→ STATED EXERCISE: Reproduce the full listing below unchanged, apart from the pictures.

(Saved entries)
⟨

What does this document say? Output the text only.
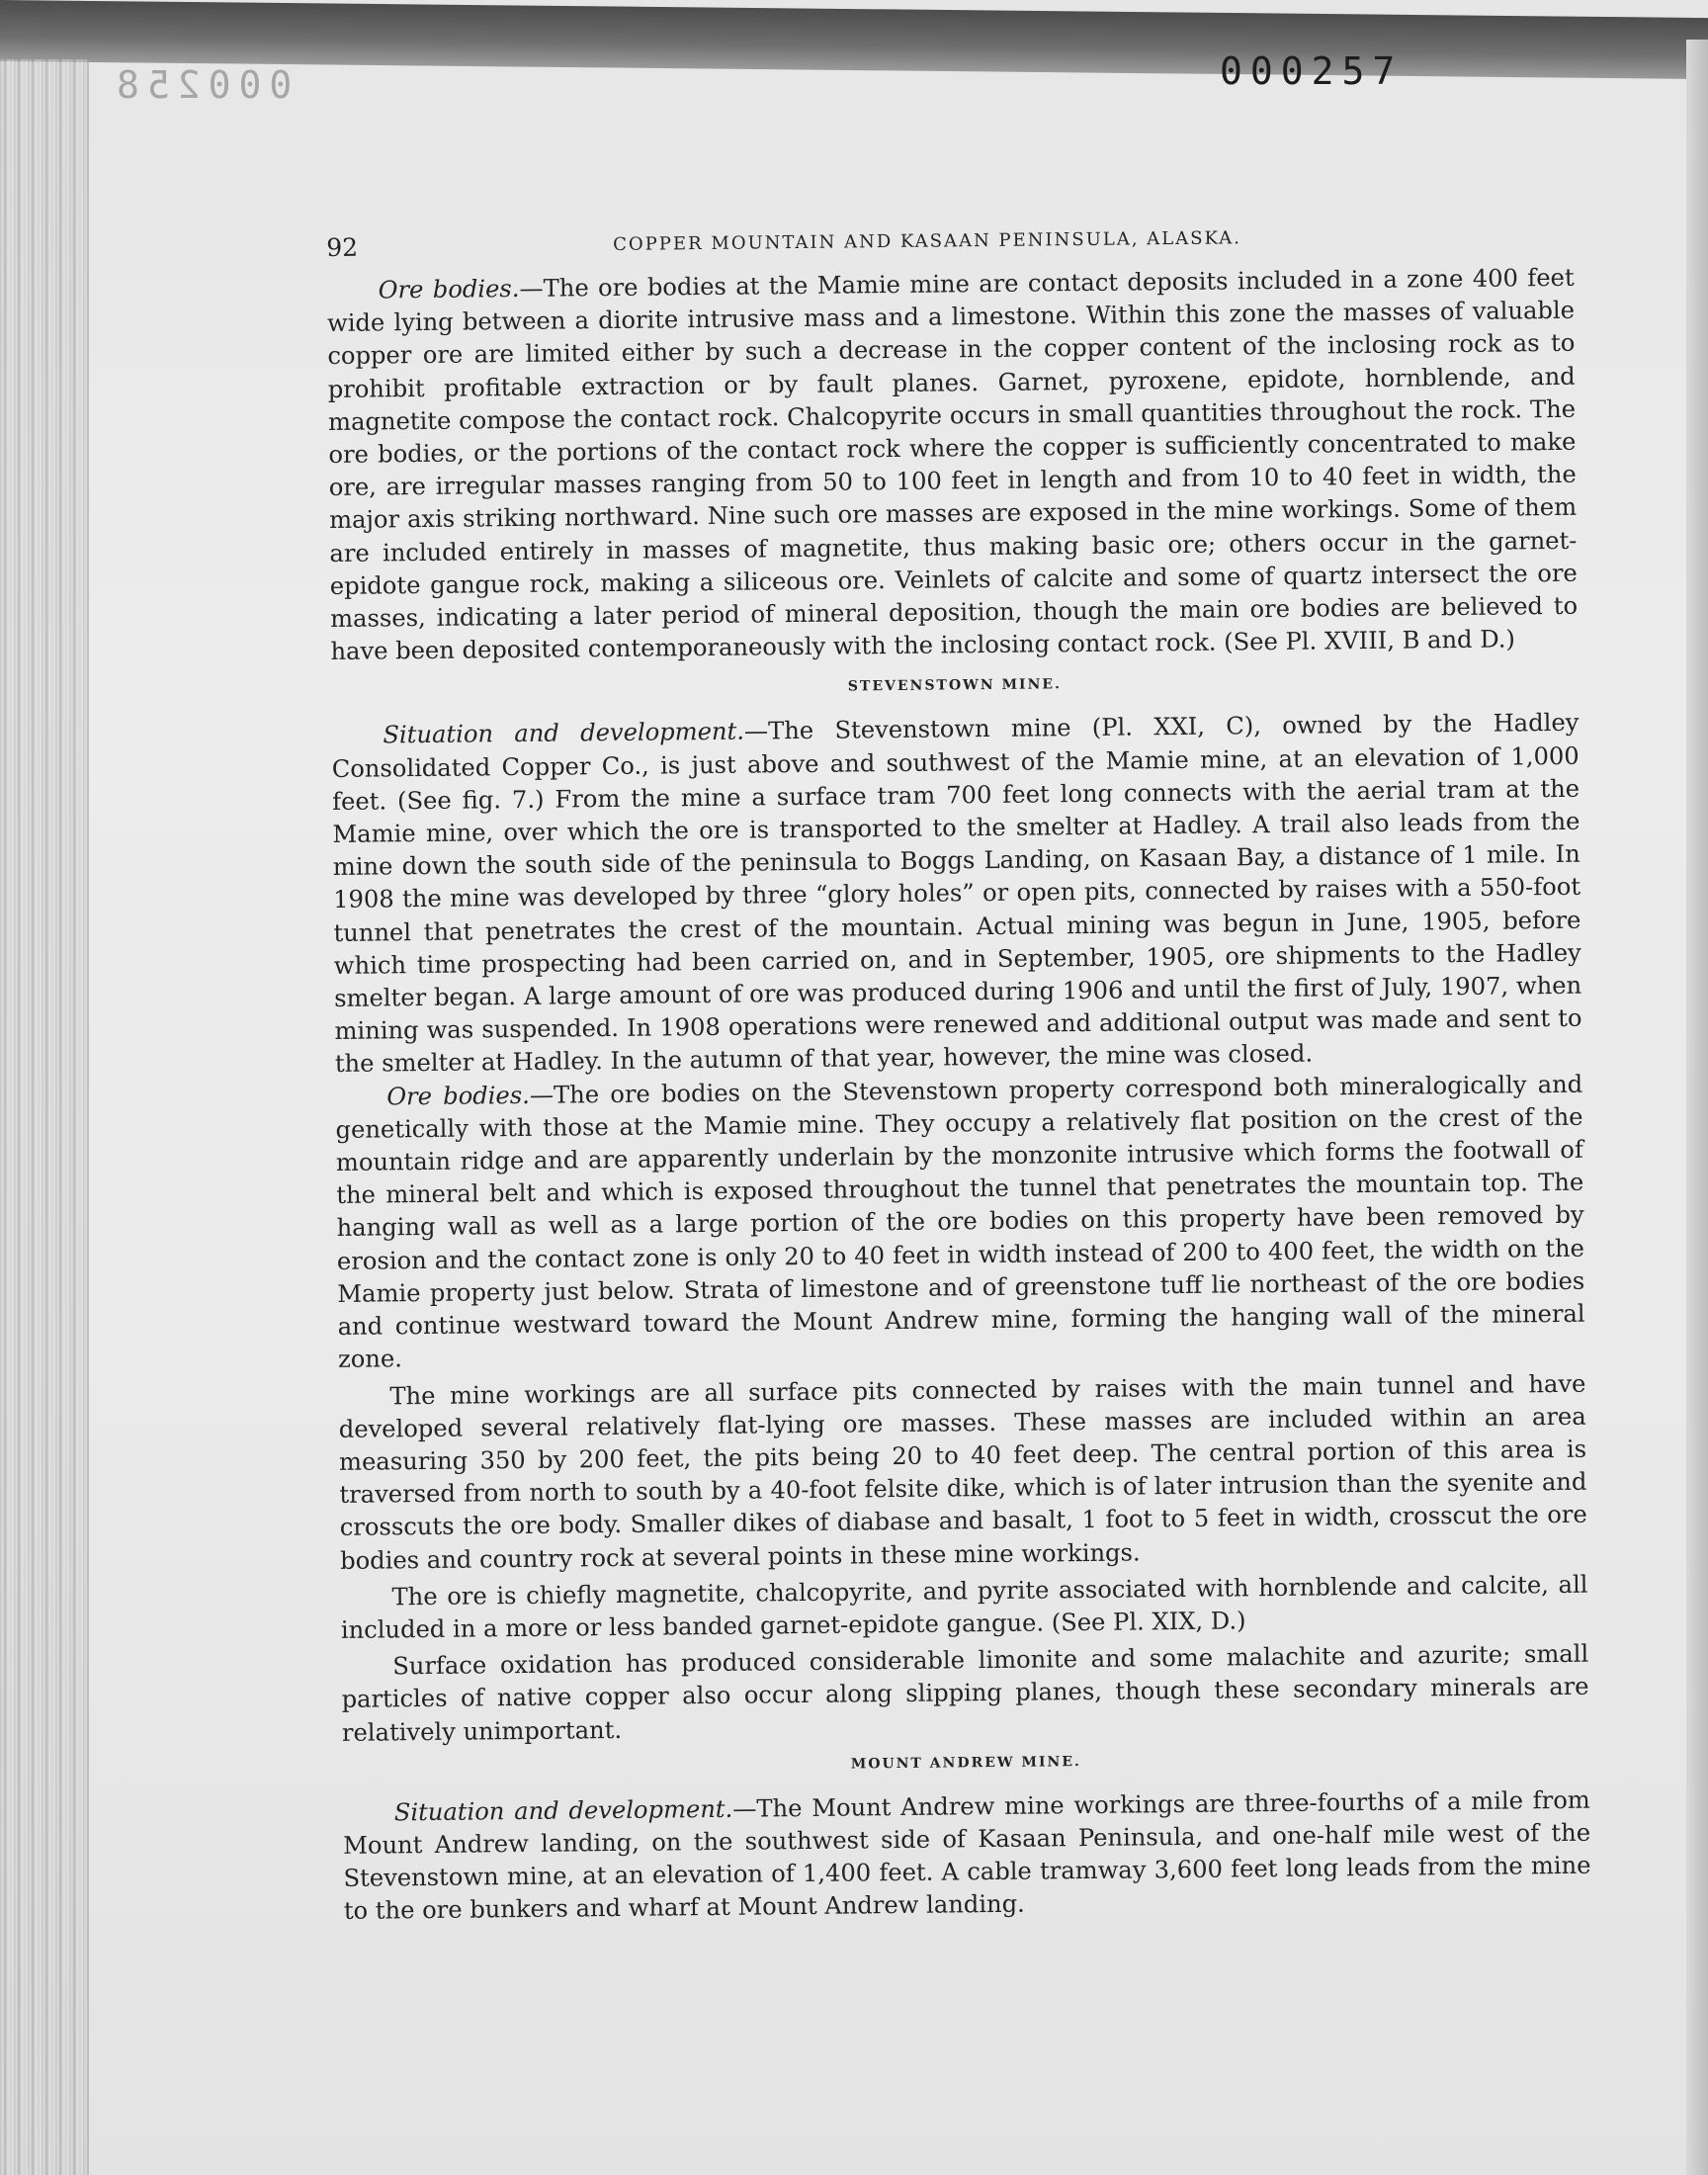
000258	000257
92	COPPER MOUNTAIN AND KASAAN PENINSULA, ALASKA.

Ore bodies.—The ore bodies at the Mamie mine are contact deposits included in a zone 400 feet wide lying between a diorite intrusive mass and a limestone. Within this zone the masses of valuable copper ore are limited either by such a decrease in the copper content of the inclosing rock as to prohibit profitable extraction or by fault planes. Garnet, pyroxene, epidote, hornblende, and magnetite compose the contact rock. Chalcopyrite occurs in small quantities throughout the rock. The ore bodies, or the portions of the contact rock where the copper is sufficiently concentrated to make ore, are irregular masses ranging from 50 to 100 feet in length and from 10 to 40 feet in width, the major axis striking northward. Nine such ore masses are exposed in the mine workings. Some of them are included entirely in masses of magnetite, thus making basic ore; others occur in the garnet-epidote gangue rock, making a siliceous ore. Veinlets of calcite and some of quartz intersect the ore masses, indicating a later period of mineral deposition, though the main ore bodies are believed to have been deposited contemporaneously with the inclosing contact rock. (See Pl. XVIII, B and D.)

STEVENSTOWN MINE.

Situation and development.—The Stevenstown mine (Pl. XXI, C), owned by the Hadley Consolidated Copper Co., is just above and southwest of the Mamie mine, at an elevation of 1,000 feet. (See fig. 7.) From the mine a surface tram 700 feet long connects with the aerial tram at the Mamie mine, over which the ore is transported to the smelter at Hadley. A trail also leads from the mine down the south side of the peninsula to Boggs Landing, on Kasaan Bay, a distance of 1 mile. In 1908 the mine was developed by three “glory holes” or open pits, connected by raises with a 550-foot tunnel that penetrates the crest of the mountain. Actual mining was begun in June, 1905, before which time prospecting had been carried on, and in September, 1905, ore shipments to the Hadley smelter began. A large amount of ore was produced during 1906 and until the first of July, 1907, when mining was suspended. In 1908 operations were renewed and additional output was made and sent to the smelter at Hadley. In the autumn of that year, however, the mine was closed.

Ore bodies.—The ore bodies on the Stevenstown property correspond both mineralogically and genetically with those at the Mamie mine. They occupy a relatively flat position on the crest of the mountain ridge and are apparently underlain by the monzonite intrusive which forms the footwall of the mineral belt and which is exposed throughout the tunnel that penetrates the mountain top. The hanging wall as well as a large portion of the ore bodies on this property have been removed by erosion and the contact zone is only 20 to 40 feet in width instead of 200 to 400 feet, the width on the Mamie property just below. Strata of limestone and of greenstone tuff lie northeast of the ore bodies and continue westward toward the Mount Andrew mine, forming the hanging wall of the mineral zone.

The mine workings are all surface pits connected by raises with the main tunnel and have developed several relatively flat-lying ore masses. These masses are included within an area measuring 350 by 200 feet, the pits being 20 to 40 feet deep. The central portion of this area is traversed from north to south by a 40-foot felsite dike, which is of later intrusion than the syenite and crosscuts the ore body. Smaller dikes of diabase and basalt, 1 foot to 5 feet in width, crosscut the ore bodies and country rock at several points in these mine workings.

The ore is chiefly magnetite, chalcopyrite, and pyrite associated with hornblende and calcite, all included in a more or less banded garnet-epidote gangue. (See Pl. XIX, D.)

Surface oxidation has produced considerable limonite and some malachite and azurite; small particles of native copper also occur along slipping planes, though these secondary minerals are relatively unimportant.

MOUNT ANDREW MINE.

Situation and development.—The Mount Andrew mine workings are three-fourths of a mile from Mount Andrew landing, on the southwest side of Kasaan Peninsula, and one-half mile west of the Stevenstown mine, at an elevation of 1,400 feet. A cable tramway 3,600 feet long leads from the mine to the ore bunkers and wharf at Mount Andrew landing.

⟩

→ THE OUTPUT:
What does this document say? Output the text only.
000258	000257
92	COPPER MOUNTAIN AND KASAAN PENINSULA, ALASKA.

Ore bodies.—The ore bodies at the Mamie mine are contact deposits included in a zone 400 feet wide lying between a diorite intrusive mass and a limestone. Within this zone the masses of valuable copper ore are limited either by such a decrease in the copper content of the inclosing rock as to prohibit profitable extraction or by fault planes. Garnet, pyroxene, epidote, hornblende, and magnetite compose the contact rock. Chalcopyrite occurs in small quantities throughout the rock. The ore bodies, or the portions of the contact rock where the copper is sufficiently concentrated to make ore, are irregular masses ranging from 50 to 100 feet in length and from 10 to 40 feet in width, the major axis striking northward. Nine such ore masses are exposed in the mine workings. Some of them are included entirely in masses of magnetite, thus making basic ore; others occur in the garnet-epidote gangue rock, making a siliceous ore. Veinlets of calcite and some of quartz intersect the ore masses, indicating a later period of mineral deposition, though the main ore bodies are believed to have been deposited contemporaneously with the inclosing contact rock. (See Pl. XVIII, B and D.)

STEVENSTOWN MINE.

Situation and development.—The Stevenstown mine (Pl. XXI, C), owned by the Hadley Consolidated Copper Co., is just above and southwest of the Mamie mine, at an elevation of 1,000 feet. (See fig. 7.) From the mine a surface tram 700 feet long connects with the aerial tram at the Mamie mine, over which the ore is transported to the smelter at Hadley. A trail also leads from the mine down the south side of the peninsula to Boggs Landing, on Kasaan Bay, a distance of 1 mile. In 1908 the mine was developed by three “glory holes” or open pits, connected by raises with a 550-foot tunnel that penetrates the crest of the mountain. Actual mining was begun in June, 1905, before which time prospecting had been carried on, and in September, 1905, ore shipments to the Hadley smelter began. A large amount of ore was produced during 1906 and until the first of July, 1907, when mining was suspended. In 1908 operations were renewed and additional output was made and sent to the smelter at Hadley. In the autumn of that year, however, the mine was closed.

Ore bodies.—The ore bodies on the Stevenstown property correspond both mineralogically and genetically with those at the Mamie mine. They occupy a relatively flat position on the crest of the mountain ridge and are apparently underlain by the monzonite intrusive which forms the footwall of the mineral belt and which is exposed throughout the tunnel that penetrates the mountain top. The hanging wall as well as a large portion of the ore bodies on this property have been removed by erosion and the contact zone is only 20 to 40 feet in width instead of 200 to 400 feet, the width on the Mamie property just below. Strata of limestone and of greenstone tuff lie northeast of the ore bodies and continue westward toward the Mount Andrew mine, forming the hanging wall of the mineral zone.

The mine workings are all surface pits connected by raises with the main tunnel and have developed several relatively flat-lying ore masses. These masses are included within an area measuring 350 by 200 feet, the pits being 20 to 40 feet deep. The central portion of this area is traversed from north to south by a 40-foot felsite dike, which is of later intrusion than the syenite and crosscuts the ore body. Smaller dikes of diabase and basalt, 1 foot to 5 feet in width, crosscut the ore bodies and country rock at several points in these mine workings.

The ore is chiefly magnetite, chalcopyrite, and pyrite associated with hornblende and calcite, all included in a more or less banded garnet-epidote gangue. (See Pl. XIX, D.)

Surface oxidation has produced considerable limonite and some malachite and azurite; small particles of native copper also occur along slipping planes, though these secondary minerals are relatively unimportant.

MOUNT ANDREW MINE.

Situation and development.—The Mount Andrew mine workings are three-fourths of a mile from Mount Andrew landing, on the southwest side of Kasaan Peninsula, and one-half mile west of the Stevenstown mine, at an elevation of 1,400 feet. A cable tramway 3,600 feet long leads from the mine to the ore bunkers and wharf at Mount Andrew landing.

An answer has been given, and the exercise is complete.